* Problem *
Using the listing below, extract each line that has the word "nous" in it.

══════

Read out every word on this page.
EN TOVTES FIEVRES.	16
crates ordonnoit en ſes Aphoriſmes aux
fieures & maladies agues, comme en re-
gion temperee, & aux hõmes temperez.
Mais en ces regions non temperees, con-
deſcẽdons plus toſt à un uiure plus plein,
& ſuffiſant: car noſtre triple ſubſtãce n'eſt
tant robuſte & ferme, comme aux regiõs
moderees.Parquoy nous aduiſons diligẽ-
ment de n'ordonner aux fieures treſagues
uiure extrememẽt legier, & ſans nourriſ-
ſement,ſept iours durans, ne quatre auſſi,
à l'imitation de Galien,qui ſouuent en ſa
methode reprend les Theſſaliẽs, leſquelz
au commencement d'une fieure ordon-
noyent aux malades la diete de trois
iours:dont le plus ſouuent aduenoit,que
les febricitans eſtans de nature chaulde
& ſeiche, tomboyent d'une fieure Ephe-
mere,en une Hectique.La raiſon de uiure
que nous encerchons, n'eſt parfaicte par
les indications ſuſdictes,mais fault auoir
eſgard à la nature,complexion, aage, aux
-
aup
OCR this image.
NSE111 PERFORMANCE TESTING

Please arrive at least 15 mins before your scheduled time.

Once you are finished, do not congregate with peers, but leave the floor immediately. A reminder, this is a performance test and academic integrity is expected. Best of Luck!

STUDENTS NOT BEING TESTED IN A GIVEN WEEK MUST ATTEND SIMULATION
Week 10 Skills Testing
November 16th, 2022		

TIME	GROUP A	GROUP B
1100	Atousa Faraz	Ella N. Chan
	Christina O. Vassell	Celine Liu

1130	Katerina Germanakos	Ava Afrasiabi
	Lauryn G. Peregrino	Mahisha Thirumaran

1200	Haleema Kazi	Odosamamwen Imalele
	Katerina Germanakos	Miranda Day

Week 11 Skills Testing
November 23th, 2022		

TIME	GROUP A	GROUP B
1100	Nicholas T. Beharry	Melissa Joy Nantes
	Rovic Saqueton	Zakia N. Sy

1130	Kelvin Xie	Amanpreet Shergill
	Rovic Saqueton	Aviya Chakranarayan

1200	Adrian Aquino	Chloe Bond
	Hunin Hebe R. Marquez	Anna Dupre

══════

* Solution below *
moderees.Parquoy nous aduiſons diligẽ-
que nous encerchons, n'eſt parfaicte par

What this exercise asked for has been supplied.